--- start of Provided data ---

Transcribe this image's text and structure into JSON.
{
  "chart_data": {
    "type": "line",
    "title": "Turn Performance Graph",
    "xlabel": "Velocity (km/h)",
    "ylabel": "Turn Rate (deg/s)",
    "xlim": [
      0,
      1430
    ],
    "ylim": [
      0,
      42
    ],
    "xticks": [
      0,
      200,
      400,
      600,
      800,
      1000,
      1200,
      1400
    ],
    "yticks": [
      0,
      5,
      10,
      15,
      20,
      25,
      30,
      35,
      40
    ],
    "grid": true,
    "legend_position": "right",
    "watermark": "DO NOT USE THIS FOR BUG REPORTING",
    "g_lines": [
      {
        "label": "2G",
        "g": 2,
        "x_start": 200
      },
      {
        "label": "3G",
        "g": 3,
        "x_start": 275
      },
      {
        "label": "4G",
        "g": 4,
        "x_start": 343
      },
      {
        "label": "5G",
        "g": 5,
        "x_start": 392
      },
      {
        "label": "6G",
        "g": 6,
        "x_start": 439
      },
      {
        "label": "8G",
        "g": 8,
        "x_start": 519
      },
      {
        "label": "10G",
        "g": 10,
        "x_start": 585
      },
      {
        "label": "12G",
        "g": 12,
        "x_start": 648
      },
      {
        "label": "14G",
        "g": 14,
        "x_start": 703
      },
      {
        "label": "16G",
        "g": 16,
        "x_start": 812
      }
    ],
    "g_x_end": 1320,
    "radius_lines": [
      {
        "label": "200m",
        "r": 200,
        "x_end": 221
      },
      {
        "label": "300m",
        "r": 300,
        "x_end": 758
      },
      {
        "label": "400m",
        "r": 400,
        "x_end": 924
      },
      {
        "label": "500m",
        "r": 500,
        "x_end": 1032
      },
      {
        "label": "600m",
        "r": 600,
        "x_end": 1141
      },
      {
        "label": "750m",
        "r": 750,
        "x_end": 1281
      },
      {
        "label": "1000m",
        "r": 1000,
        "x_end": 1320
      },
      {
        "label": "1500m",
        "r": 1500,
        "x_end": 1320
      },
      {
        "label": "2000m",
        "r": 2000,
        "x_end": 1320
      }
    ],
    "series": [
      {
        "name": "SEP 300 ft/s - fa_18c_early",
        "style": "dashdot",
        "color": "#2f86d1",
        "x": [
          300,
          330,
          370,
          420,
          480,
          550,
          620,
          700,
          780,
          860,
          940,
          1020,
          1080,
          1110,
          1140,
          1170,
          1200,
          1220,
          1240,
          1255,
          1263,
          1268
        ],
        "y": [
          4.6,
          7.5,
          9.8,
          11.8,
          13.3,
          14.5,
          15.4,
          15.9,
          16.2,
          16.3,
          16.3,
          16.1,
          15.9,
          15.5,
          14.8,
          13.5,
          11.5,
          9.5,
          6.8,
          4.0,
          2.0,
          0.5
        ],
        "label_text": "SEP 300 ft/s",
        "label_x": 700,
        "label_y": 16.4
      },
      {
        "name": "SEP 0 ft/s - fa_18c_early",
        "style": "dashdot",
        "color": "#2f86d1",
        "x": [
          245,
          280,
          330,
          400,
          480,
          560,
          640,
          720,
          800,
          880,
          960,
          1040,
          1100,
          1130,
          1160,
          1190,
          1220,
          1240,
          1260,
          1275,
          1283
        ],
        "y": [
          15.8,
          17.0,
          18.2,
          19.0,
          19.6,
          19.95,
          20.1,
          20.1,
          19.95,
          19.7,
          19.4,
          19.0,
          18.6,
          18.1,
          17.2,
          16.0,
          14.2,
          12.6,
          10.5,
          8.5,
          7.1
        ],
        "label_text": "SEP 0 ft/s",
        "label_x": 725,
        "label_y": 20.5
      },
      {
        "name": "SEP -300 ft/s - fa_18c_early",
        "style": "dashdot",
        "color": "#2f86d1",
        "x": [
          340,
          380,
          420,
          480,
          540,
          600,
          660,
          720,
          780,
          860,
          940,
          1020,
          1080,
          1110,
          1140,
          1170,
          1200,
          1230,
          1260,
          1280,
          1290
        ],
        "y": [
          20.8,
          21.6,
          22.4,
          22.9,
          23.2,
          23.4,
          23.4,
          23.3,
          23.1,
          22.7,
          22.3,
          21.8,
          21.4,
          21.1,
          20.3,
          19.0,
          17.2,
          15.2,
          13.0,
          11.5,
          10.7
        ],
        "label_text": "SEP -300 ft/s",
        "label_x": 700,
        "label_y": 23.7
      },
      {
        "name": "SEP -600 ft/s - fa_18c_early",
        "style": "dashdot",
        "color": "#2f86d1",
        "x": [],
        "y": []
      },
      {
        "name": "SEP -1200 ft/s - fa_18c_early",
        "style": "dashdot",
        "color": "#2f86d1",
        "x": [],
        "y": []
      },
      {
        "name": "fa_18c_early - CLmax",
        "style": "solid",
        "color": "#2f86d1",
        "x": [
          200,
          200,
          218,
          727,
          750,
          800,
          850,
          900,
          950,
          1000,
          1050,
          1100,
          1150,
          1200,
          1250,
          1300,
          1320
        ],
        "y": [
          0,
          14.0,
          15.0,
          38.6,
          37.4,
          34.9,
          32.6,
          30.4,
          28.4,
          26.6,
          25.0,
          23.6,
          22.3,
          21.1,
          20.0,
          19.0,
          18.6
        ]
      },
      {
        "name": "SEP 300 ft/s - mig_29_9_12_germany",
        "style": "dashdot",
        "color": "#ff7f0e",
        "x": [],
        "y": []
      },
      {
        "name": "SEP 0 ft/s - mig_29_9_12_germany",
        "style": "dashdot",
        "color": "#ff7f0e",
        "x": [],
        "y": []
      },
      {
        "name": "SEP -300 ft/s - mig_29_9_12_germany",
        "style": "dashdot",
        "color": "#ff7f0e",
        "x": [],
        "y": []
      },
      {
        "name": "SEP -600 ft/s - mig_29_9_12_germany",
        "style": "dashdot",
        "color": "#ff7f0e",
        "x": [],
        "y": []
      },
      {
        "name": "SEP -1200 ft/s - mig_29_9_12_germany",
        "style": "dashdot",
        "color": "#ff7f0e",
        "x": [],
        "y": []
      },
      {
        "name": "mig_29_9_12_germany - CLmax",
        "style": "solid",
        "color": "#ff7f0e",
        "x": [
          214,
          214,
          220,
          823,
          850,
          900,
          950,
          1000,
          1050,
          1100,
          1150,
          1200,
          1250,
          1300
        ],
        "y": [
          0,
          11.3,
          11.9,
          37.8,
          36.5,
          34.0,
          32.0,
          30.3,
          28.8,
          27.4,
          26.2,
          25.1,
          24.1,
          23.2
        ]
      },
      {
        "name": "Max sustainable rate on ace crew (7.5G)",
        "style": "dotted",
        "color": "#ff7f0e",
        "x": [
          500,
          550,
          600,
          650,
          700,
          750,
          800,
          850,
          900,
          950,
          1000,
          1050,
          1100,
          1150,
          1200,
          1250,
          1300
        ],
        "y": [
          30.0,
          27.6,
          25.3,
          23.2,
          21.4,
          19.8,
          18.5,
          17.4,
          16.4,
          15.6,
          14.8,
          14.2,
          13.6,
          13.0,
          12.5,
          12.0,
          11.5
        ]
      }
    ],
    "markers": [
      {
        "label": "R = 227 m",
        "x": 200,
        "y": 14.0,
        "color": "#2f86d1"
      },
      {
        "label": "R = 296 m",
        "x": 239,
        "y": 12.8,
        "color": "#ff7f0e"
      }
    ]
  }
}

--- end of Provided data ---

Short exercise: Select and copy every line of the material that holds the string "Turn".

Result of this exercise:
    "title": "Turn Performance Graph",
    "ylabel": "Turn Rate (deg/s)",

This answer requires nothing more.